* start GIVEN RECORDS *

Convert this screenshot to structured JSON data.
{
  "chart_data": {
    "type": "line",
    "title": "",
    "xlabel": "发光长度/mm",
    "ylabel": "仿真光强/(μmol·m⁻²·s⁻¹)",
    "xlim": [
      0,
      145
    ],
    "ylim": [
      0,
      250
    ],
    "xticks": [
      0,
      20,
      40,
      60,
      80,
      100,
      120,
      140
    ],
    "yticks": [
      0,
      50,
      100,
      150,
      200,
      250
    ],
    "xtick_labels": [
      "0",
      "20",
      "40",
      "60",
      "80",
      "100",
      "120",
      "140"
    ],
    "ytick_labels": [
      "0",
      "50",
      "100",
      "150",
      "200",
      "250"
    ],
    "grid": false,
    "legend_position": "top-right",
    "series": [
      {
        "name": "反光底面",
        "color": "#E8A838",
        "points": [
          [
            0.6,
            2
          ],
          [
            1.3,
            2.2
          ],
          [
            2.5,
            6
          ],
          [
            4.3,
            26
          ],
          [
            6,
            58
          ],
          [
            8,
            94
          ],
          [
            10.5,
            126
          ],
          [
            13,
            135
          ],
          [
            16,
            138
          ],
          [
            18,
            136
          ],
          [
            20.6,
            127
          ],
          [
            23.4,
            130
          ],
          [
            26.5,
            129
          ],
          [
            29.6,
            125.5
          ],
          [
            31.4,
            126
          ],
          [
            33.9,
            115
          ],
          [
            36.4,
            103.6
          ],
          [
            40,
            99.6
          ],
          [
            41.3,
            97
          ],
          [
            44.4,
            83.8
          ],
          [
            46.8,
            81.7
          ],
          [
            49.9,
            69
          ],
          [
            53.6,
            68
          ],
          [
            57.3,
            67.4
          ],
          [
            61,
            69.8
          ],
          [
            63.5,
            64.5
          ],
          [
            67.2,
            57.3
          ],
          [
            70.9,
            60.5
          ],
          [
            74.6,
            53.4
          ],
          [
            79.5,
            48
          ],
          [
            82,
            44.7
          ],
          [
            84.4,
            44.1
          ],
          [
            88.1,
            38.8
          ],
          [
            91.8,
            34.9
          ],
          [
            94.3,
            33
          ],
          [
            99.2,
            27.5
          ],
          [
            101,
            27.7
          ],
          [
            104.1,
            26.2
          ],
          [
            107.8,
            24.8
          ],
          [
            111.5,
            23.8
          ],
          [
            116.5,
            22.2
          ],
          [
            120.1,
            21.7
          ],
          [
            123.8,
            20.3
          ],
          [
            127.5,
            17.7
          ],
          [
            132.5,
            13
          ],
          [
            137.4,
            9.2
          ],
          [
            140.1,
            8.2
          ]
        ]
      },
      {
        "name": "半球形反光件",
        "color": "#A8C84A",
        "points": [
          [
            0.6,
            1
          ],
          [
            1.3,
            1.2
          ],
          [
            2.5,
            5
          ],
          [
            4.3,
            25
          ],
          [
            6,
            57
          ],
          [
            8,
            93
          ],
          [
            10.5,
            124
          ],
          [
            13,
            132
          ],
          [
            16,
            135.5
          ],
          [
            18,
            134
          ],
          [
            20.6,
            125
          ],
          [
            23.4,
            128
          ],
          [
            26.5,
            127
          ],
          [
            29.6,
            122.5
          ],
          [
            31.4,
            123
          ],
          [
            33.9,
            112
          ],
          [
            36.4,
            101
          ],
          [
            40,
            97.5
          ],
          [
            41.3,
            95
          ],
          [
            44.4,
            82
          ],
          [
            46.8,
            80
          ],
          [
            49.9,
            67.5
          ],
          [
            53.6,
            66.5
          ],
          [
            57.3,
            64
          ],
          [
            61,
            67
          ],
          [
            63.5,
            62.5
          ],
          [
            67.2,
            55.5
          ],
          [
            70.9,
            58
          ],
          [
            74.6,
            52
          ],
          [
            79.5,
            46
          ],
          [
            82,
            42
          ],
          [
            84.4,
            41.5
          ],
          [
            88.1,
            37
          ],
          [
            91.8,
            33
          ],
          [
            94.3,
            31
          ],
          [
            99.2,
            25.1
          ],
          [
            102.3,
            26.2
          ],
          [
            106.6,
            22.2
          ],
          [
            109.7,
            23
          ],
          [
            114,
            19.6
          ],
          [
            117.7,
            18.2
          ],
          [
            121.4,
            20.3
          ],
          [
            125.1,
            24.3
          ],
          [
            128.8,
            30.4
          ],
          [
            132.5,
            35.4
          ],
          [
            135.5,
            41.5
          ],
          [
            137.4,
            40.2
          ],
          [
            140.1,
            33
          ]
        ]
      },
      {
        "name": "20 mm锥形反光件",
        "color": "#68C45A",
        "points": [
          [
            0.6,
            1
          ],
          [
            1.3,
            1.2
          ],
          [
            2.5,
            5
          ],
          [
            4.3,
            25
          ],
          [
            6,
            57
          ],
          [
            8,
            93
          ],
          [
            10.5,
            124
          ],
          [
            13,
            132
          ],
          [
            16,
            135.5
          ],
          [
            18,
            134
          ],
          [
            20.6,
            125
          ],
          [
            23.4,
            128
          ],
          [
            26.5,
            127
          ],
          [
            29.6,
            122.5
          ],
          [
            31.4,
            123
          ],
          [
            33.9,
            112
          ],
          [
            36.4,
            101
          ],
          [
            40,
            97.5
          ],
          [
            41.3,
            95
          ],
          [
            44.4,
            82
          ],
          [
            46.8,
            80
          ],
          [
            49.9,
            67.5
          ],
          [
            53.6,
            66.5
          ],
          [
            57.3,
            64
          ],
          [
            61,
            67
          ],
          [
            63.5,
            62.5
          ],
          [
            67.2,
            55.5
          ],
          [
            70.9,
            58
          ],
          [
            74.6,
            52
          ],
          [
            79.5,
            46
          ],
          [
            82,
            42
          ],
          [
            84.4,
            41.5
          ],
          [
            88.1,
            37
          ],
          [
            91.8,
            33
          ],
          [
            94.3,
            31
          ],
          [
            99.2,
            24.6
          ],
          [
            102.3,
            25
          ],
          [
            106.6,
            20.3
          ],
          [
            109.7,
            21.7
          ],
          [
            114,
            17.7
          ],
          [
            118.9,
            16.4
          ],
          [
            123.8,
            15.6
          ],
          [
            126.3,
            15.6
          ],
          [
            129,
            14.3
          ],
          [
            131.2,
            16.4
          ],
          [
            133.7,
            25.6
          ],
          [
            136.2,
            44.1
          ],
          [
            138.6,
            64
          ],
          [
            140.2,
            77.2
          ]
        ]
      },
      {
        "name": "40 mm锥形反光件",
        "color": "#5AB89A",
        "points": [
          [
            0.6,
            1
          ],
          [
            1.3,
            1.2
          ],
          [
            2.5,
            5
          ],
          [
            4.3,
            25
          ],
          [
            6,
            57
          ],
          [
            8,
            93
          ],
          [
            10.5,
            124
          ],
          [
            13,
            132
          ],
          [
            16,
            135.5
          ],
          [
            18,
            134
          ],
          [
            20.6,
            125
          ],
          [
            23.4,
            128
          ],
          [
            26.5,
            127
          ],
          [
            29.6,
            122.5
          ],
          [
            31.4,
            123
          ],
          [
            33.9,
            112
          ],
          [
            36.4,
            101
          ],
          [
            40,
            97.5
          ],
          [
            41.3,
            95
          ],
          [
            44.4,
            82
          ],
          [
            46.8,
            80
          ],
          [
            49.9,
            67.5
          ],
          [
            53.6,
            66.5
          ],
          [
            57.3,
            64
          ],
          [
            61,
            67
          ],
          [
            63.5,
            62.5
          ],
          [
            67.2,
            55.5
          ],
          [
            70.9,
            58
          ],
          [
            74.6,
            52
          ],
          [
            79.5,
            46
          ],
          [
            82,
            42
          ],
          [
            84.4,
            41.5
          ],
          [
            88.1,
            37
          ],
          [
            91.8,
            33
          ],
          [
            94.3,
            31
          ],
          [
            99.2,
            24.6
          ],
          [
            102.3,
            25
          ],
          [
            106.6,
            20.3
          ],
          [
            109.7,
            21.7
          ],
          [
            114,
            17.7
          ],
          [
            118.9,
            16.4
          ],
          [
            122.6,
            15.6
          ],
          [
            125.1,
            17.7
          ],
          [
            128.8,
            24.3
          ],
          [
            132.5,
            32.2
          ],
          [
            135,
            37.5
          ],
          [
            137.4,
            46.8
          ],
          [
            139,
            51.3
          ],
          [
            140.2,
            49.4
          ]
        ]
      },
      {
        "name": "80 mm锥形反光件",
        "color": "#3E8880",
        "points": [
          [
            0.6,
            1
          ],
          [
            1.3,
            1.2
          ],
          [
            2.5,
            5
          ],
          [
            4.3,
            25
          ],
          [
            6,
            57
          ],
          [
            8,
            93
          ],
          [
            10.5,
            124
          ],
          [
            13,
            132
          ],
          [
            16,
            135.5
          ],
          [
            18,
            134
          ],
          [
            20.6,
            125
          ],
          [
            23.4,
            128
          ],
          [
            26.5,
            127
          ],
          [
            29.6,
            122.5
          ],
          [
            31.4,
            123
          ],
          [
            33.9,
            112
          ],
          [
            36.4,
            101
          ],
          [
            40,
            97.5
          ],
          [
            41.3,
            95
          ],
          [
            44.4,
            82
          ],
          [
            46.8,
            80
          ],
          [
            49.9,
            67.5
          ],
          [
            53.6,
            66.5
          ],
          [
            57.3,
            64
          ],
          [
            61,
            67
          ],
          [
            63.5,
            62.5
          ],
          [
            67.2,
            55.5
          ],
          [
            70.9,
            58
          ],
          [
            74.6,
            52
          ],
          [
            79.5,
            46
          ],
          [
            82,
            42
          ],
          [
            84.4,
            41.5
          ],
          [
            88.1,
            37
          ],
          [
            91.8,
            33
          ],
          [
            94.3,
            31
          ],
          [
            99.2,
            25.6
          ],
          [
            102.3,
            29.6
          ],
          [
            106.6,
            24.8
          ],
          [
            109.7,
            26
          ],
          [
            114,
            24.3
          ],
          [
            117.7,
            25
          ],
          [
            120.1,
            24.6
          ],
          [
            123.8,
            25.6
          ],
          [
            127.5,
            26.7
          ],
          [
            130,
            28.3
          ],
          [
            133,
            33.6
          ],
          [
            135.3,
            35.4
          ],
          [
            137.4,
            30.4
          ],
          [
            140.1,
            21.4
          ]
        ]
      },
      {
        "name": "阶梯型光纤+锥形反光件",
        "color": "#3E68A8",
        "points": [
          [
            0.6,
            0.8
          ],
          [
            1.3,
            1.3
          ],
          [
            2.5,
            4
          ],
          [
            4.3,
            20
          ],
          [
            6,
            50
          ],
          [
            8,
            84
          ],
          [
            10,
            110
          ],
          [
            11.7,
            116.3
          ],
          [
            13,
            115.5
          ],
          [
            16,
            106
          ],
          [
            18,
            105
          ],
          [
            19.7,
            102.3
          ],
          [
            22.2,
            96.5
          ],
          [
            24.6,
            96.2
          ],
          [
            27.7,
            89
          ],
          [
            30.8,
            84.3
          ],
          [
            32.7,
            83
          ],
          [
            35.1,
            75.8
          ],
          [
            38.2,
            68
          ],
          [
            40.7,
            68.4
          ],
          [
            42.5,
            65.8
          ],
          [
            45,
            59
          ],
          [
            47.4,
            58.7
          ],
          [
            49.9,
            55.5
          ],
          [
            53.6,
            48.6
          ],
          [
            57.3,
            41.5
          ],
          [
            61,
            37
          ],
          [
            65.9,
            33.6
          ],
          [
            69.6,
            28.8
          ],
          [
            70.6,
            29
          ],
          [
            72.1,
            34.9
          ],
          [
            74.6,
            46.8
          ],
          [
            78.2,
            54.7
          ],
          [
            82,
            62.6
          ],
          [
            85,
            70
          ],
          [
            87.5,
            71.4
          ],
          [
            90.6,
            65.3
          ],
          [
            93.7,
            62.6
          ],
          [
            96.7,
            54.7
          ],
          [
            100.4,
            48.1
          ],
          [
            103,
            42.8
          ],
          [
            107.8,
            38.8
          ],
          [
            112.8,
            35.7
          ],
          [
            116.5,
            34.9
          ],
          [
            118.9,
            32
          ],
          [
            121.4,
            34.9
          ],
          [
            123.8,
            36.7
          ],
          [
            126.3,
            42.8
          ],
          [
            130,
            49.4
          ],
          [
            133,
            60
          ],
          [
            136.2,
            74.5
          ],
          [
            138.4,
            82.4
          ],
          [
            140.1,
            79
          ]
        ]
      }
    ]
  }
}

* end GIVEN RECORDS *

* **GOAL OF THE EXERCISE**:
Select every line in the material above where the string "name" occurs, and copy it.

* **REPLY TO THE TASK**:
        "name": "反光底面",
        "name": "半球形反光件",
        "name": "20 mm锥形反光件",
        "name": "40 mm锥形反光件",
        "name": "80 mm锥形反光件",
        "name": "阶梯型光纤+锥形反光件",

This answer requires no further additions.